[start]
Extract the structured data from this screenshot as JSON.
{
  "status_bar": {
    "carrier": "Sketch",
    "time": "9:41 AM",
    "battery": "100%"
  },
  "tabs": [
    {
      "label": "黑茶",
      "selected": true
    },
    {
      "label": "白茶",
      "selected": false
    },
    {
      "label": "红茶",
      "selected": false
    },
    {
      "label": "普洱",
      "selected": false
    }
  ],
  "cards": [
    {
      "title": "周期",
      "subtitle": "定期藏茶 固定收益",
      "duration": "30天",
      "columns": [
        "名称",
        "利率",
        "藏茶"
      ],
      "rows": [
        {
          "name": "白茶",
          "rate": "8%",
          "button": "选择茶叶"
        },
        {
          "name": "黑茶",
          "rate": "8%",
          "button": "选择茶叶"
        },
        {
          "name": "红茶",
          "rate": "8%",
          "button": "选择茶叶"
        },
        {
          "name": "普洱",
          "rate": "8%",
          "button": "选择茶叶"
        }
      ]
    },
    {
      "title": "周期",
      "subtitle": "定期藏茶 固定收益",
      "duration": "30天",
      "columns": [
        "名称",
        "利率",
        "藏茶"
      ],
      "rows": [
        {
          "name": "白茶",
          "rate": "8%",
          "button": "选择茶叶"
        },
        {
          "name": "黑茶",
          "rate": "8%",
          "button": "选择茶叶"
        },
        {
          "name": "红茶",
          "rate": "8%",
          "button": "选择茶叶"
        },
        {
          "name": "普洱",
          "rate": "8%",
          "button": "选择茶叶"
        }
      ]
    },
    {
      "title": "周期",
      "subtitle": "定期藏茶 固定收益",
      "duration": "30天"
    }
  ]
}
[end]
EXERCISE: Send back each record exactly as it stands.

COMPLETE OUTPUT:
Extract the structured data from this screenshot as JSON.
{
  "status_bar": {
    "carrier": "Sketch",
    "time": "9:41 AM",
    "battery": "100%"
  },
  "tabs": [
    {
      "label": "黑茶",
      "selected": true
    },
    {
      "label": "白茶",
      "selected": false
    },
    {
      "label": "红茶",
      "selected": false
    },
    {
      "label": "普洱",
      "selected": false
    }
  ],
  "cards": [
    {
      "title": "周期",
      "subtitle": "定期藏茶 固定收益",
      "duration": "30天",
      "columns": [
        "名称",
        "利率",
        "藏茶"
      ],
      "rows": [
        {
          "name": "白茶",
          "rate": "8%",
          "button": "选择茶叶"
        },
        {
          "name": "黑茶",
          "rate": "8%",
          "button": "选择茶叶"
        },
        {
          "name": "红茶",
          "rate": "8%",
          "button": "选择茶叶"
        },
        {
          "name": "普洱",
          "rate": "8%",
          "button": "选择茶叶"
        }
      ]
    },
    {
      "title": "周期",
      "subtitle": "定期藏茶 固定收益",
      "duration": "30天",
      "columns": [
        "名称",
        "利率",
        "藏茶"
      ],
      "rows": [
        {
          "name": "白茶",
          "rate": "8%",
          "button": "选择茶叶"
        },
        {
          "name": "黑茶",
          "rate": "8%",
          "button": "选择茶叶"
        },
        {
          "name": "红茶",
          "rate": "8%",
          "button": "选择茶叶"
        },
        {
          "name": "普洱",
          "rate": "8%",
          "button": "选择茶叶"
        }
      ]
    },
    {
      "title": "周期",
      "subtitle": "定期藏茶 固定收益",
      "duration": "30天"
    }
  ]
}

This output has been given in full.